• SHORT TASK
Copy out each line that mentions the word "September".

Entries from a dataset:
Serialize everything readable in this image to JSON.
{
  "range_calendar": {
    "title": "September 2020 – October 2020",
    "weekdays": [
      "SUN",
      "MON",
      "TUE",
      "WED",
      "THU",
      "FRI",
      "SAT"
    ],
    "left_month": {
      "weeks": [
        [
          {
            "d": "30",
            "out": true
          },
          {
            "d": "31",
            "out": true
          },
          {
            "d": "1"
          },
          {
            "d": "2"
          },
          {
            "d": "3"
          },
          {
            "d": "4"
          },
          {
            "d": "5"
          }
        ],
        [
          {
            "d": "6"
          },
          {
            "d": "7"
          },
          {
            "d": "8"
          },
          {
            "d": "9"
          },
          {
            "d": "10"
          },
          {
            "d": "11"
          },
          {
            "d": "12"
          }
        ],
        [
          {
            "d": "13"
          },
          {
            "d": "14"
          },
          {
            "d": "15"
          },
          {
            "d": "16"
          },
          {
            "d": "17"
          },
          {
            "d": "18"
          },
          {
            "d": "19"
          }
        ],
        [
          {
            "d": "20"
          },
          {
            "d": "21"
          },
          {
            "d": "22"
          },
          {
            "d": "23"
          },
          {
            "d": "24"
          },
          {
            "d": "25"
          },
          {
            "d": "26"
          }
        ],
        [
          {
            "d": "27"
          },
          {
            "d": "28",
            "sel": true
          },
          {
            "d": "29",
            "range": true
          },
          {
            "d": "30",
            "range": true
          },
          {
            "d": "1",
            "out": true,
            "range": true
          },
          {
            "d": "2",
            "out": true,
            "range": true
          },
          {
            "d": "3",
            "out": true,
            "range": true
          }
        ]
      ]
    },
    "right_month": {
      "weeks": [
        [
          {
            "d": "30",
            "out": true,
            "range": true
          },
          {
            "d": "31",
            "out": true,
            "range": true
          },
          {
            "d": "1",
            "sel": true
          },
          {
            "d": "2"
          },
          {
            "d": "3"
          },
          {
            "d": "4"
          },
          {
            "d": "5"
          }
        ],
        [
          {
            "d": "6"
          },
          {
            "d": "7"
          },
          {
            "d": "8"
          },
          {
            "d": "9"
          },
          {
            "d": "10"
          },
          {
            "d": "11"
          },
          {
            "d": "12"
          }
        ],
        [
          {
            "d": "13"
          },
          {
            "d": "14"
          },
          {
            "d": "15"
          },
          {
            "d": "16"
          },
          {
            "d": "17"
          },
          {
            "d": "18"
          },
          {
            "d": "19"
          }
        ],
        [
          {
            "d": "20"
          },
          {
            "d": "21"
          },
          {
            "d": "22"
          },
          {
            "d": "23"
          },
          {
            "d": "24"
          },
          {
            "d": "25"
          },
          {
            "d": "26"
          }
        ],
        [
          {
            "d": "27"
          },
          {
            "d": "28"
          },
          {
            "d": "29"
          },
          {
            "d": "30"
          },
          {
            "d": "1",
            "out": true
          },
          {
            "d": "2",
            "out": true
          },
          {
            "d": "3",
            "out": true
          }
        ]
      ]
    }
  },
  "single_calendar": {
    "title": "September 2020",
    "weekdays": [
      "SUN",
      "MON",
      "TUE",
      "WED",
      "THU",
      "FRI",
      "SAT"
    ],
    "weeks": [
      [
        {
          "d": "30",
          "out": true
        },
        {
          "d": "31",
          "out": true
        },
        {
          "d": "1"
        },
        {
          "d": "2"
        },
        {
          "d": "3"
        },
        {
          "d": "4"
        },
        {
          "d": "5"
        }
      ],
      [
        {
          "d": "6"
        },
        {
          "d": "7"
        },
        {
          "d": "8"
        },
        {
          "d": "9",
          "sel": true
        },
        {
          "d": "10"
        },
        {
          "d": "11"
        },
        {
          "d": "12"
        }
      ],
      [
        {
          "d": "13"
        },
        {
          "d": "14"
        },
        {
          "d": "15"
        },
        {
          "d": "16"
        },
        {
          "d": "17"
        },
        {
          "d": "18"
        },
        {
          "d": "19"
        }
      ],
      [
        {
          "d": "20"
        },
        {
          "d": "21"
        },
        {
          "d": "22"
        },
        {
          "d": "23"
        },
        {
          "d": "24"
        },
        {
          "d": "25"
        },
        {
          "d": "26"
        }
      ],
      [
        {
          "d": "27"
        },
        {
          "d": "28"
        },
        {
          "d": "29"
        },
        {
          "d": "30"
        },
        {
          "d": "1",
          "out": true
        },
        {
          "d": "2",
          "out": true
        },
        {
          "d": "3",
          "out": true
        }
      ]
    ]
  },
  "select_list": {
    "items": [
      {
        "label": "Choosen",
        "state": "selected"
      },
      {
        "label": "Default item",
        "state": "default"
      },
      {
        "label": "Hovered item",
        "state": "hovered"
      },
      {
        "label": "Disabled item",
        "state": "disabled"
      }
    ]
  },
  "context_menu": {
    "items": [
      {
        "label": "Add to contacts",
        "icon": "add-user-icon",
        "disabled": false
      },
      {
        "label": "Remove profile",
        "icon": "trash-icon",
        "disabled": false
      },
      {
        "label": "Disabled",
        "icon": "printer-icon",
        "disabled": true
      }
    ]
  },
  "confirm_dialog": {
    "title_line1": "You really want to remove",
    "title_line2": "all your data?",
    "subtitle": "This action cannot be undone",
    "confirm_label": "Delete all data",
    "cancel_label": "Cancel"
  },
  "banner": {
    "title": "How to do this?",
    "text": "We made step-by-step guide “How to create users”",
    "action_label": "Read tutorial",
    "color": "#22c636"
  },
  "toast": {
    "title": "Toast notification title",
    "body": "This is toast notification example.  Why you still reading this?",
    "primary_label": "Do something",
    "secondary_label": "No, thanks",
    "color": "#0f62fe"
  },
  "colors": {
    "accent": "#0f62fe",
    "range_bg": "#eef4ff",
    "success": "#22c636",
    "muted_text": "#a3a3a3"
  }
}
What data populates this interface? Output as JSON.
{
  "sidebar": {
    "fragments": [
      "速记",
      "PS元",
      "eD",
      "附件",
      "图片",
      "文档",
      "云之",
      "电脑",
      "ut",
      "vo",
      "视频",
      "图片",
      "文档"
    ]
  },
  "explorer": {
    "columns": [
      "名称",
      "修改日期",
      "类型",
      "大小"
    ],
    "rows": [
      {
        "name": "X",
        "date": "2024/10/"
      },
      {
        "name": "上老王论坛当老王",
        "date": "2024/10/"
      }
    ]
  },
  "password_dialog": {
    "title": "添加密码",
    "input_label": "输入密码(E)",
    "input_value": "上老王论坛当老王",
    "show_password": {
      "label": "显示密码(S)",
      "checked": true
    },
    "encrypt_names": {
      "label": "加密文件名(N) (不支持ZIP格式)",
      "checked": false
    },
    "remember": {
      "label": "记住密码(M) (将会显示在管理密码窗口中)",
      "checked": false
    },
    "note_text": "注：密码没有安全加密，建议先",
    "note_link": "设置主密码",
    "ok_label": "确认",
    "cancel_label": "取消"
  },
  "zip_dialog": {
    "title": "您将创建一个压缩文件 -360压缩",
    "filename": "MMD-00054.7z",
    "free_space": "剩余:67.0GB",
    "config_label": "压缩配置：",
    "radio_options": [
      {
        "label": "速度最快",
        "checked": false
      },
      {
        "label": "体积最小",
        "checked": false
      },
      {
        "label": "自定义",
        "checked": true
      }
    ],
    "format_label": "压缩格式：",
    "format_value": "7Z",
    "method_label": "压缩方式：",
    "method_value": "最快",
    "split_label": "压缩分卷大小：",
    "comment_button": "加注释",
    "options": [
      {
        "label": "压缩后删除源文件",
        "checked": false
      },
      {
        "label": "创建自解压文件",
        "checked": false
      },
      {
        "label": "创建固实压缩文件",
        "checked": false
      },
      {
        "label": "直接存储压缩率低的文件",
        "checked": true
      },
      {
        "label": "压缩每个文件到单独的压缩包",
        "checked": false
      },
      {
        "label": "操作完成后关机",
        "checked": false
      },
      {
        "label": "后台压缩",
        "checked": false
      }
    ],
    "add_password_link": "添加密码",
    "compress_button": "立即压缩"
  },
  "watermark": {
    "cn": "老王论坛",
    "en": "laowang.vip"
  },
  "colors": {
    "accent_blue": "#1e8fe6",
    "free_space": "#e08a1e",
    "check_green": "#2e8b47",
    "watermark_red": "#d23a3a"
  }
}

• OUTPUT OF THE TASK
    "title": "September 2020 – October 2020",
    "title": "September 2020",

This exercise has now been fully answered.